Each line of the listing that contains the word "Options" is to be copied.

(Extracted records)
•••••
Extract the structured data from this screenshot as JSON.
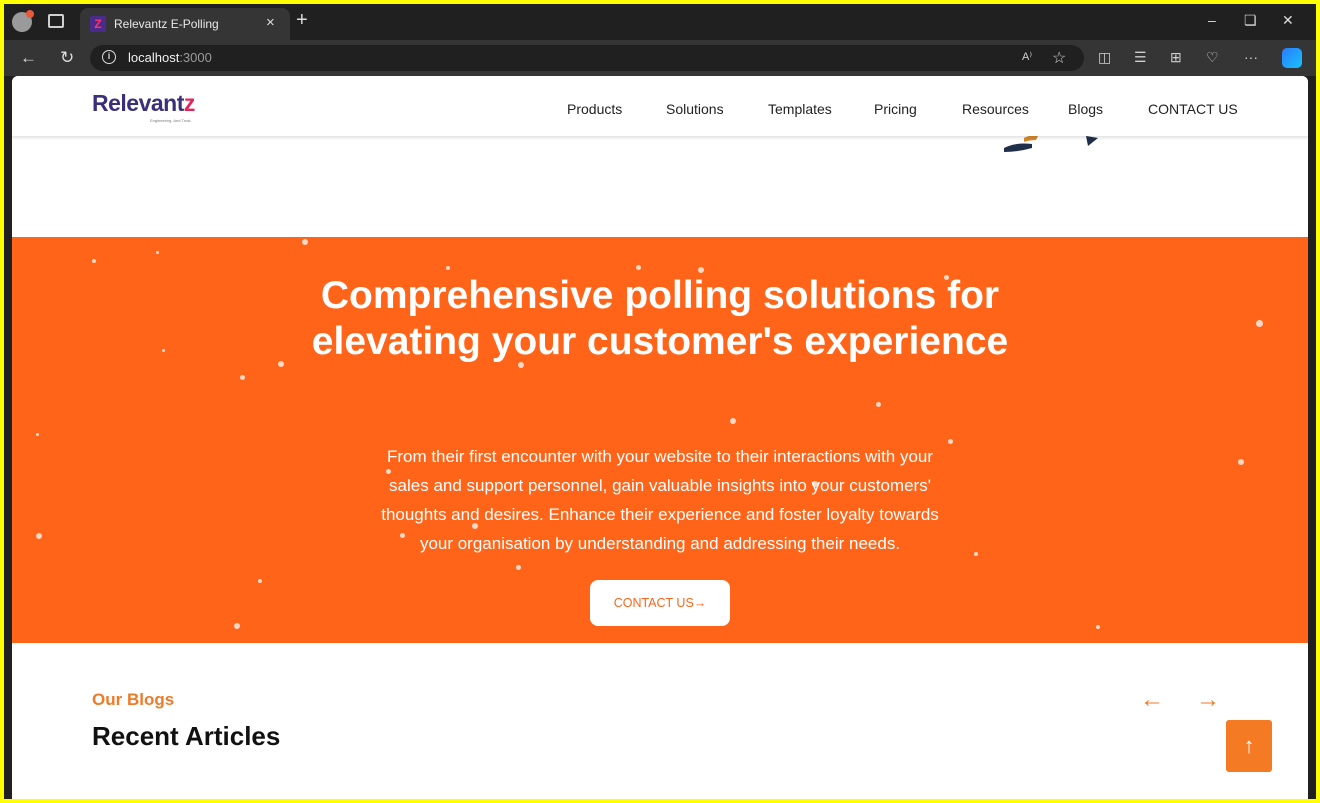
{
  "browser": {
    "tab_title": "Relevantz E-Polling",
    "tab_favicon": "Z",
    "close_tab": "×",
    "new_tab": "+",
    "url_host": "localhost",
    "url_port": ":3000",
    "read_aloud": "A⁾",
    "more": "···"
  },
  "navbar": {
    "logo_main": "Relevant",
    "logo_z": "z",
    "logo_tagline": "Engineering. And Trust.",
    "links": [
      "Products",
      "Solutions",
      "Templates",
      "Pricing",
      "Resources",
      "Blogs",
      "CONTACT US"
    ]
  },
  "hero": {
    "title": "Comprehensive polling solutions for elevating your customer's experience",
    "text": "From their first encounter with your website to their interactions with your sales and support personnel, gain valuable insights into your customers' thoughts and desires. Enhance their experience and foster loyalty towards your organisation by understanding and addressing their needs.",
    "cta_label": "CONTACT US→"
  },
  "blogs": {
    "eyebrow": "Our Blogs",
    "title": "Recent Articles",
    "prev": "←",
    "next": "→"
  },
  "scroll_top": "↑",
  "colors": {
    "accent": "#ff6418",
    "brand": "#3a2f7a",
    "highlight": "#e6245a"
  },
  "icons": [
    "profile-icon",
    "tabs-icon",
    "back-icon",
    "refresh-icon",
    "info-icon",
    "read-aloud-icon",
    "favorite-icon",
    "split-screen-icon",
    "favorites-list-icon",
    "collections-icon",
    "health-icon",
    "more-icon",
    "copilot-icon"
  ]
}
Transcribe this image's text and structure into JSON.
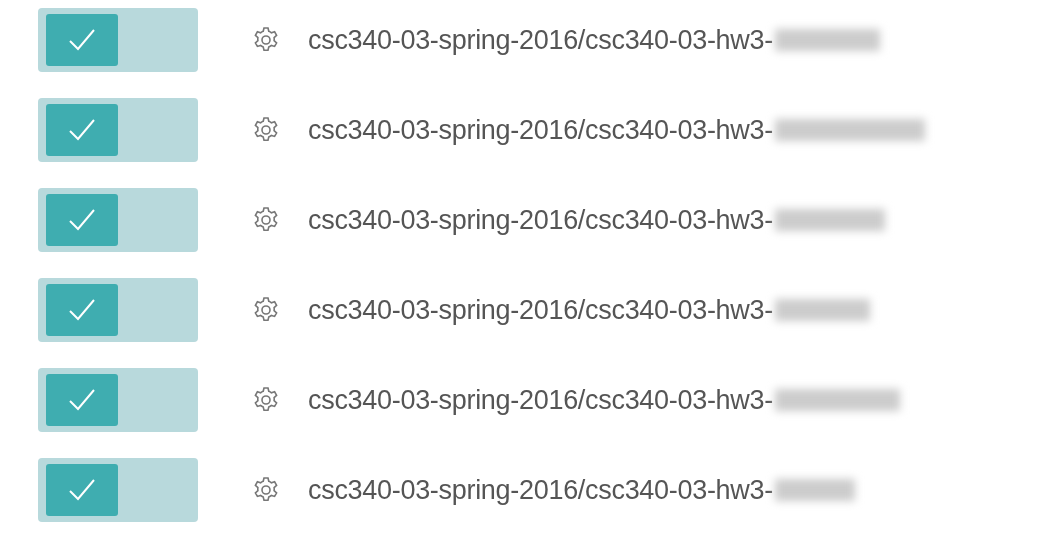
{
  "repos": [
    {
      "name": "csc340-03-spring-2016/csc340-03-hw3-",
      "on": true
    },
    {
      "name": "csc340-03-spring-2016/csc340-03-hw3-",
      "on": true
    },
    {
      "name": "csc340-03-spring-2016/csc340-03-hw3-",
      "on": true
    },
    {
      "name": "csc340-03-spring-2016/csc340-03-hw3-",
      "on": true
    },
    {
      "name": "csc340-03-spring-2016/csc340-03-hw3-",
      "on": true
    },
    {
      "name": "csc340-03-spring-2016/csc340-03-hw3-",
      "on": true
    }
  ]
}
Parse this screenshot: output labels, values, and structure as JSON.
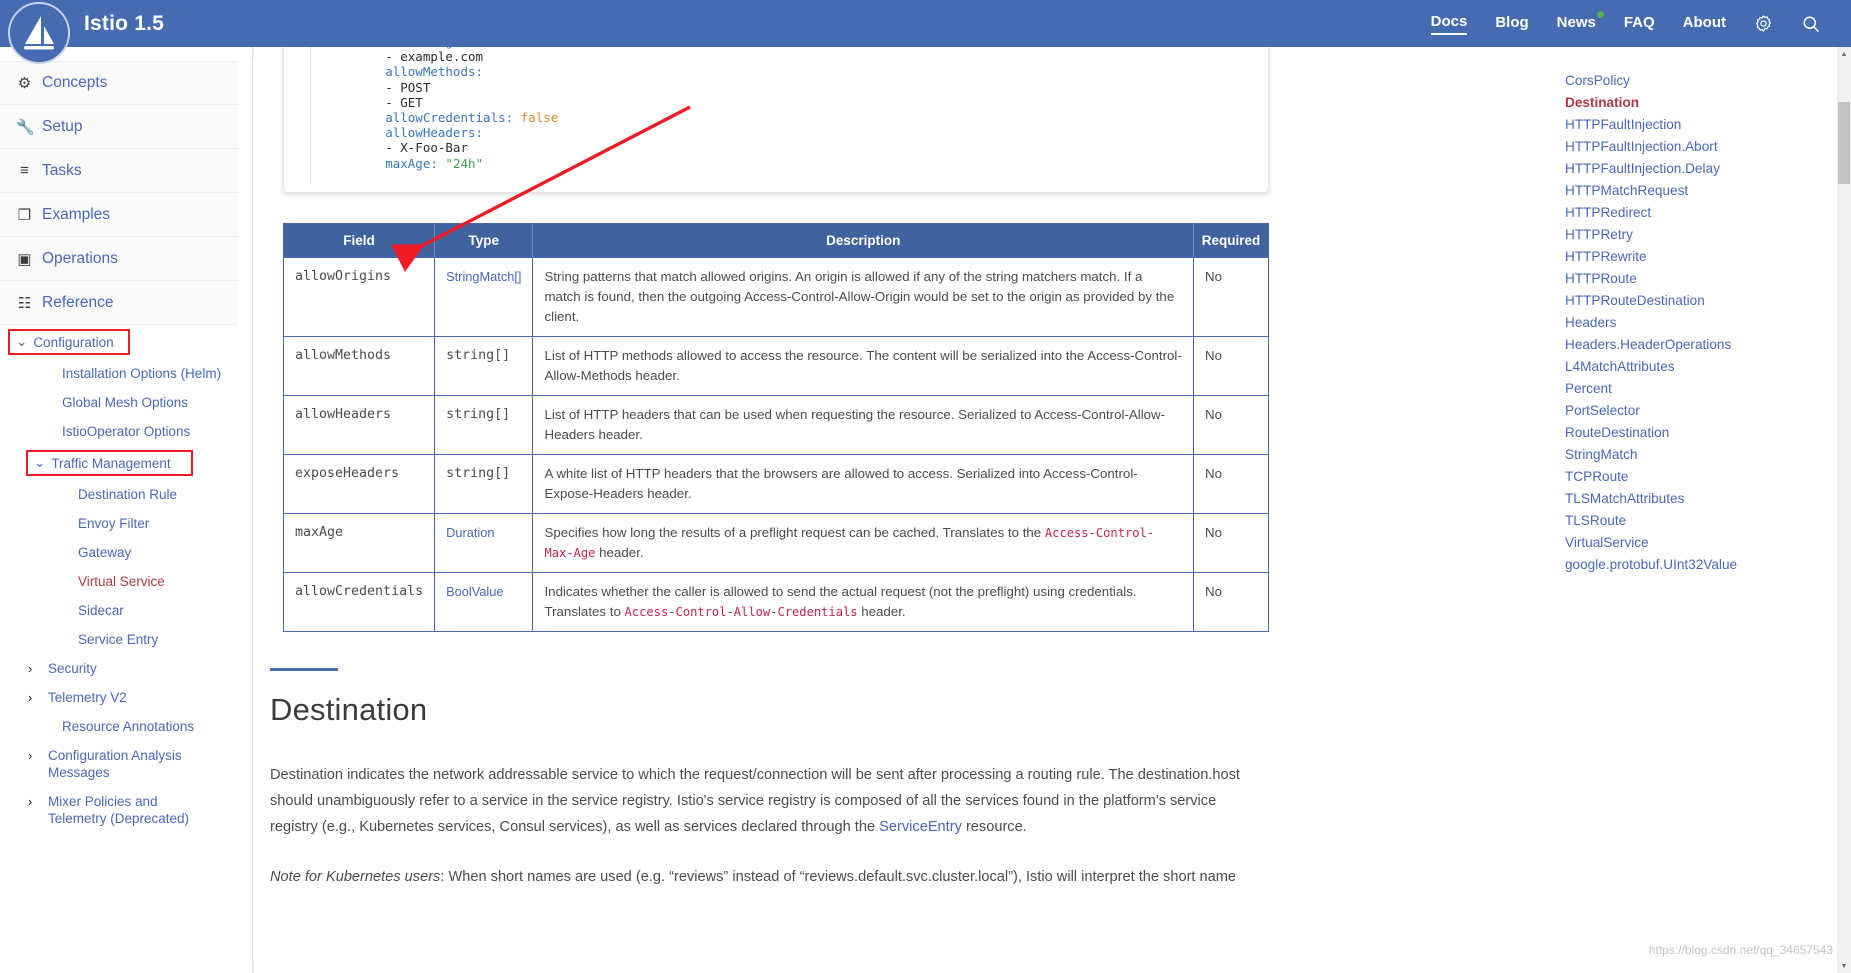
{
  "header": {
    "brand_title": "Istio 1.5",
    "logo_icon": "istio-sail-logo",
    "nav": [
      {
        "label": "Docs",
        "active": true,
        "dot": false
      },
      {
        "label": "Blog",
        "active": false,
        "dot": false
      },
      {
        "label": "News",
        "active": false,
        "dot": true
      },
      {
        "label": "FAQ",
        "active": false,
        "dot": false
      },
      {
        "label": "About",
        "active": false,
        "dot": false
      }
    ],
    "gear_icon": "gear-icon",
    "search_icon": "search-icon",
    "bg_color": "#466bb0"
  },
  "sidebar": {
    "major": [
      {
        "label": "Concepts",
        "icon": "lightbulb-icon"
      },
      {
        "label": "Setup",
        "icon": "wrench-icon"
      },
      {
        "label": "Tasks",
        "icon": "list-icon"
      },
      {
        "label": "Examples",
        "icon": "copy-icon"
      },
      {
        "label": "Operations",
        "icon": "clipboard-icon"
      },
      {
        "label": "Reference",
        "icon": "book-icon"
      }
    ],
    "configuration": {
      "label": "Configuration",
      "highlighted": true,
      "expanded": true
    },
    "config_children": [
      {
        "label": "Installation Options (Helm)"
      },
      {
        "label": "Global Mesh Options"
      },
      {
        "label": "IstioOperator Options"
      }
    ],
    "traffic_management": {
      "label": "Traffic Management",
      "highlighted": true,
      "expanded": true
    },
    "traffic_children": [
      {
        "label": "Destination Rule",
        "current": false
      },
      {
        "label": "Envoy Filter",
        "current": false
      },
      {
        "label": "Gateway",
        "current": false
      },
      {
        "label": "Virtual Service",
        "current": true
      },
      {
        "label": "Sidecar",
        "current": false
      },
      {
        "label": "Service Entry",
        "current": false
      }
    ],
    "collapsed_groups": [
      {
        "label": "Security"
      },
      {
        "label": "Telemetry V2"
      }
    ],
    "tail": [
      {
        "label": "Resource Annotations",
        "chevron": false
      },
      {
        "label": "Configuration Analysis Messages",
        "chevron": true
      },
      {
        "label": "Mixer Policies and Telemetry (Deprecated)",
        "chevron": true
      }
    ]
  },
  "code_block": {
    "lines": [
      {
        "segments": [
          {
            "t": "        allowOrigins:",
            "c": "tok-key"
          }
        ]
      },
      {
        "segments": [
          {
            "t": "        - example.com",
            "c": "tok-plain"
          }
        ]
      },
      {
        "segments": [
          {
            "t": "        allowMethods:",
            "c": "tok-key"
          }
        ]
      },
      {
        "segments": [
          {
            "t": "        - POST",
            "c": "tok-plain"
          }
        ]
      },
      {
        "segments": [
          {
            "t": "        - GET",
            "c": "tok-plain"
          }
        ]
      },
      {
        "segments": [
          {
            "t": "        allowCredentials: ",
            "c": "tok-key"
          },
          {
            "t": "false",
            "c": "tok-val"
          }
        ]
      },
      {
        "segments": [
          {
            "t": "        allowHeaders:",
            "c": "tok-key"
          }
        ]
      },
      {
        "segments": [
          {
            "t": "        - X-Foo-Bar",
            "c": "tok-plain"
          }
        ]
      },
      {
        "segments": [
          {
            "t": "        maxAge: ",
            "c": "tok-key"
          },
          {
            "t": "\"24h\"",
            "c": "tok-str"
          }
        ]
      }
    ]
  },
  "table": {
    "headers": [
      "Field",
      "Type",
      "Description",
      "Required"
    ],
    "rows": [
      {
        "field": "allowOrigins",
        "type": "StringMatch[]",
        "type_is_link": true,
        "description_html": "String patterns that match allowed origins. An origin is allowed if any of the string matchers match. If a match is found, then the outgoing Access-Control-Allow-Origin would be set to the origin as provided by the client.",
        "required": "No"
      },
      {
        "field": "allowMethods",
        "type": "string[]",
        "type_is_link": false,
        "description_html": "List of HTTP methods allowed to access the resource. The content will be serialized into the Access-Control-Allow-Methods header.",
        "required": "No"
      },
      {
        "field": "allowHeaders",
        "type": "string[]",
        "type_is_link": false,
        "description_html": "List of HTTP headers that can be used when requesting the resource. Serialized to Access-Control-Allow-Headers header.",
        "required": "No"
      },
      {
        "field": "exposeHeaders",
        "type": "string[]",
        "type_is_link": false,
        "description_html": "A white list of HTTP headers that the browsers are allowed to access. Serialized into Access-Control-Expose-Headers header.",
        "required": "No"
      },
      {
        "field": "maxAge",
        "type": "Duration",
        "type_is_link": true,
        "description_html": "Specifies how long the results of a preflight request can be cached. Translates to the <code class=\"inl\">Access-Control-Max-Age</code> header.",
        "required": "No"
      },
      {
        "field": "allowCredentials",
        "type": "BoolValue",
        "type_is_link": true,
        "description_html": "Indicates whether the caller is allowed to send the actual request (not the preflight) using credentials. Translates to <code class=\"inl\">Access-Control-Allow-Credentials</code> header.",
        "required": "No"
      }
    ]
  },
  "destination": {
    "title": "Destination",
    "paragraph1_before": "Destination indicates the network addressable service to which the request/connection will be sent after processing a routing rule. The destination.host should unambiguously refer to a service in the service registry. Istio's service registry is composed of all the services found in the platform's service registry (e.g., Kubernetes services, Consul services), as well as services declared through the ",
    "paragraph1_link": "ServiceEntry",
    "paragraph1_after": " resource.",
    "note_italic": "Note for Kubernetes users",
    "note_rest": ": When short names are used (e.g. “reviews” instead of “reviews.default.svc.cluster.local”), Istio will interpret the short name"
  },
  "toc": {
    "items": [
      {
        "label": "CorsPolicy",
        "current": false
      },
      {
        "label": "Destination",
        "current": true
      },
      {
        "label": "HTTPFaultInjection",
        "current": false
      },
      {
        "label": "HTTPFaultInjection.Abort",
        "current": false
      },
      {
        "label": "HTTPFaultInjection.Delay",
        "current": false
      },
      {
        "label": "HTTPMatchRequest",
        "current": false
      },
      {
        "label": "HTTPRedirect",
        "current": false
      },
      {
        "label": "HTTPRetry",
        "current": false
      },
      {
        "label": "HTTPRewrite",
        "current": false
      },
      {
        "label": "HTTPRoute",
        "current": false
      },
      {
        "label": "HTTPRouteDestination",
        "current": false
      },
      {
        "label": "Headers",
        "current": false
      },
      {
        "label": "Headers.HeaderOperations",
        "current": false
      },
      {
        "label": "L4MatchAttributes",
        "current": false
      },
      {
        "label": "Percent",
        "current": false
      },
      {
        "label": "PortSelector",
        "current": false
      },
      {
        "label": "RouteDestination",
        "current": false
      },
      {
        "label": "StringMatch",
        "current": false
      },
      {
        "label": "TCPRoute",
        "current": false
      },
      {
        "label": "TLSMatchAttributes",
        "current": false
      },
      {
        "label": "TLSRoute",
        "current": false
      },
      {
        "label": "VirtualService",
        "current": false
      },
      {
        "label": "google.protobuf.UInt32Value",
        "current": false
      }
    ]
  },
  "annotation": {
    "arrow_icon": "red-arrow-annotation",
    "arrow_color": "#ee1b24"
  },
  "watermark": "https://blog.csdn.net/qq_34657543"
}
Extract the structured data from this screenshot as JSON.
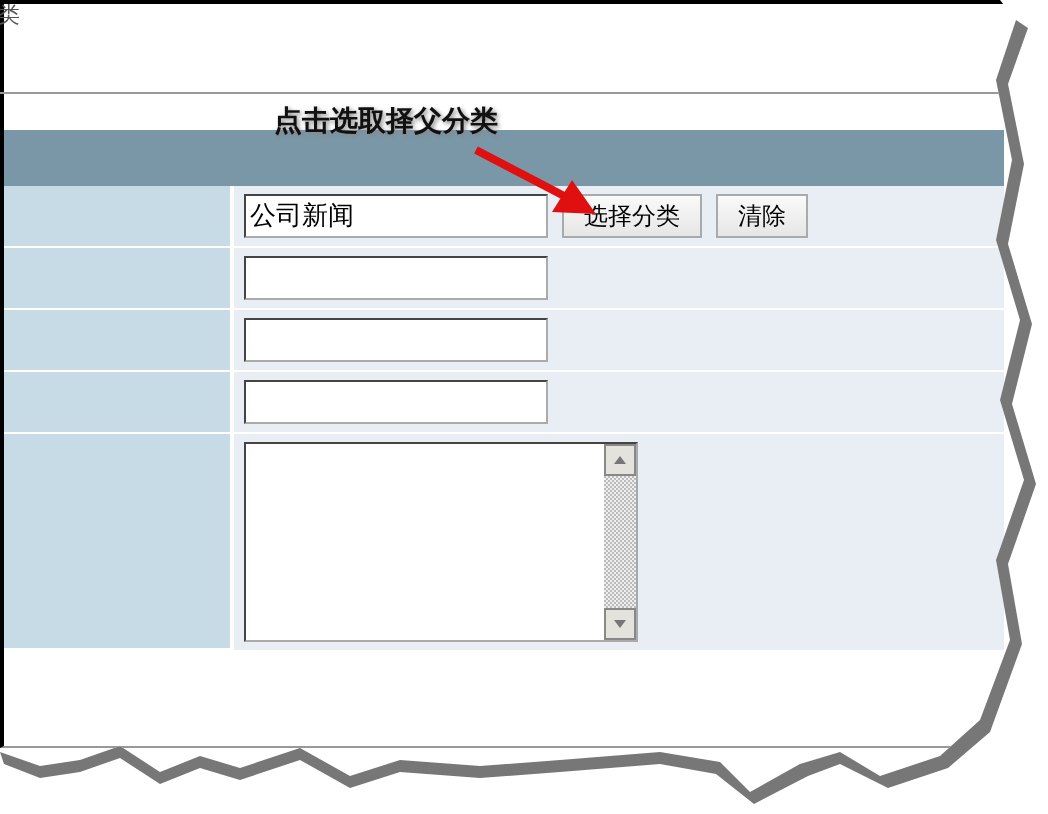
{
  "window": {
    "title": "类"
  },
  "annotation": {
    "text": "点击选取择父分类"
  },
  "form": {
    "rows": [
      {
        "kind": "text",
        "value": "公司新闻",
        "buttons": [
          "选择分类",
          "清除"
        ]
      },
      {
        "kind": "text"
      },
      {
        "kind": "text"
      },
      {
        "kind": "text"
      },
      {
        "kind": "textarea"
      }
    ]
  }
}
•••••
### SOLUTION
        "label": "Installation Options (Helm)"
        "label": "Global Mesh Options"
        "label": "IstioOperator Options"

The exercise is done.